--- Start of PROVIDED DATA ---

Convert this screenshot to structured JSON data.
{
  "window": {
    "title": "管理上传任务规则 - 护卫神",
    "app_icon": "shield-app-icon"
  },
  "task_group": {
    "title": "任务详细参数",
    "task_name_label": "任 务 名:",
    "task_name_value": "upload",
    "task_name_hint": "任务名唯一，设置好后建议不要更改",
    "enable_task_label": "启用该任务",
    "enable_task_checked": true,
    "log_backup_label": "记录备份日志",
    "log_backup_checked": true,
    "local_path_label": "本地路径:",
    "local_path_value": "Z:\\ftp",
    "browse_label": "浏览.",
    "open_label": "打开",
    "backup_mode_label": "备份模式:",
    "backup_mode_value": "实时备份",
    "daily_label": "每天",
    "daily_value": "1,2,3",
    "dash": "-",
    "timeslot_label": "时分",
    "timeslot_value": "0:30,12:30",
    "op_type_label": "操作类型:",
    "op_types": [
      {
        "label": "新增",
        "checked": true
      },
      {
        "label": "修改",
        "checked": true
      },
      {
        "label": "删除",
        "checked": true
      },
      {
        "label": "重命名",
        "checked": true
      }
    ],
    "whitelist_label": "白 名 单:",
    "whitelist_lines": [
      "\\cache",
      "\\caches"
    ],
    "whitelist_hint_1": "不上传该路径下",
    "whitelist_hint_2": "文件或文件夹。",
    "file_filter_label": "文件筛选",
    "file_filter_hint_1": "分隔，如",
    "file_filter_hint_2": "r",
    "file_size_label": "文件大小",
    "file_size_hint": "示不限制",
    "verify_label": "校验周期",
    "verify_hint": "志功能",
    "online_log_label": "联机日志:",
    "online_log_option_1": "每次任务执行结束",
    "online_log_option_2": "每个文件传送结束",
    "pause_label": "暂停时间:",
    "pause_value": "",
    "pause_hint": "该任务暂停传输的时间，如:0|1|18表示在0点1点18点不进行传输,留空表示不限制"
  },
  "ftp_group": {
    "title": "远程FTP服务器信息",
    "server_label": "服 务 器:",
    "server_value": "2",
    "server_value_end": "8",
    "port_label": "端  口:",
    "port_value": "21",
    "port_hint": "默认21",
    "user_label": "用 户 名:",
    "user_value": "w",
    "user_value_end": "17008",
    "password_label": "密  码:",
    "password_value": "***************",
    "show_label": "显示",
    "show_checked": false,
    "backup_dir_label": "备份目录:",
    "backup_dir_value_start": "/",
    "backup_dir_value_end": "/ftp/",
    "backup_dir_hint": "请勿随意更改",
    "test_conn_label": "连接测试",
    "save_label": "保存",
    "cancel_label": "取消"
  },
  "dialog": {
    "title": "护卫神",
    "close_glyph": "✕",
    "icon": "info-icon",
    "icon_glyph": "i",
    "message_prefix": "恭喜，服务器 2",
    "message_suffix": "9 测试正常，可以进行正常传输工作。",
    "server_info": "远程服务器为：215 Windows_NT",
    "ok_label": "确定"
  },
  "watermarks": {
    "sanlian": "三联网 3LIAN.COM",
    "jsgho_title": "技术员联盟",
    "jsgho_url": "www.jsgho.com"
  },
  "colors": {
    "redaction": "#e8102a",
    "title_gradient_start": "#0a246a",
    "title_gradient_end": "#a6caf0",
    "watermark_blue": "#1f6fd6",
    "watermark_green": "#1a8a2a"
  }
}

--- End of PROVIDED DATA ---

### WHAT THIS TASK INVOLVES
From the listing above, reproduce all the lines exactly.

### WORKED SOLUTION
Convert this screenshot to structured JSON data.
{
  "window": {
    "title": "管理上传任务规则 - 护卫神",
    "app_icon": "shield-app-icon"
  },
  "task_group": {
    "title": "任务详细参数",
    "task_name_label": "任 务 名:",
    "task_name_value": "upload",
    "task_name_hint": "任务名唯一，设置好后建议不要更改",
    "enable_task_label": "启用该任务",
    "enable_task_checked": true,
    "log_backup_label": "记录备份日志",
    "log_backup_checked": true,
    "local_path_label": "本地路径:",
    "local_path_value": "Z:\\ftp",
    "browse_label": "浏览.",
    "open_label": "打开",
    "backup_mode_label": "备份模式:",
    "backup_mode_value": "实时备份",
    "daily_label": "每天",
    "daily_value": "1,2,3",
    "dash": "-",
    "timeslot_label": "时分",
    "timeslot_value": "0:30,12:30",
    "op_type_label": "操作类型:",
    "op_types": [
      {
        "label": "新增",
        "checked": true
      },
      {
        "label": "修改",
        "checked": true
      },
      {
        "label": "删除",
        "checked": true
      },
      {
        "label": "重命名",
        "checked": true
      }
    ],
    "whitelist_label": "白 名 单:",
    "whitelist_lines": [
      "\\cache",
      "\\caches"
    ],
    "whitelist_hint_1": "不上传该路径下",
    "whitelist_hint_2": "文件或文件夹。",
    "file_filter_label": "文件筛选",
    "file_filter_hint_1": "分隔，如",
    "file_filter_hint_2": "r",
    "file_size_label": "文件大小",
    "file_size_hint": "示不限制",
    "verify_label": "校验周期",
    "verify_hint": "志功能",
    "online_log_label": "联机日志:",
    "online_log_option_1": "每次任务执行结束",
    "online_log_option_2": "每个文件传送结束",
    "pause_label": "暂停时间:",
    "pause_value": "",
    "pause_hint": "该任务暂停传输的时间，如:0|1|18表示在0点1点18点不进行传输,留空表示不限制"
  },
  "ftp_group": {
    "title": "远程FTP服务器信息",
    "server_label": "服 务 器:",
    "server_value": "2",
    "server_value_end": "8",
    "port_label": "端  口:",
    "port_value": "21",
    "port_hint": "默认21",
    "user_label": "用 户 名:",
    "user_value": "w",
    "user_value_end": "17008",
    "password_label": "密  码:",
    "password_value": "***************",
    "show_label": "显示",
    "show_checked": false,
    "backup_dir_label": "备份目录:",
    "backup_dir_value_start": "/",
    "backup_dir_value_end": "/ftp/",
    "backup_dir_hint": "请勿随意更改",
    "test_conn_label": "连接测试",
    "save_label": "保存",
    "cancel_label": "取消"
  },
  "dialog": {
    "title": "护卫神",
    "close_glyph": "✕",
    "icon": "info-icon",
    "icon_glyph": "i",
    "message_prefix": "恭喜，服务器 2",
    "message_suffix": "9 测试正常，可以进行正常传输工作。",
    "server_info": "远程服务器为：215 Windows_NT",
    "ok_label": "确定"
  },
  "watermarks": {
    "sanlian": "三联网 3LIAN.COM",
    "jsgho_title": "技术员联盟",
    "jsgho_url": "www.jsgho.com"
  },
  "colors": {
    "redaction": "#e8102a",
    "title_gradient_start": "#0a246a",
    "title_gradient_end": "#a6caf0",
    "watermark_blue": "#1f6fd6",
    "watermark_green": "#1a8a2a"
  }
}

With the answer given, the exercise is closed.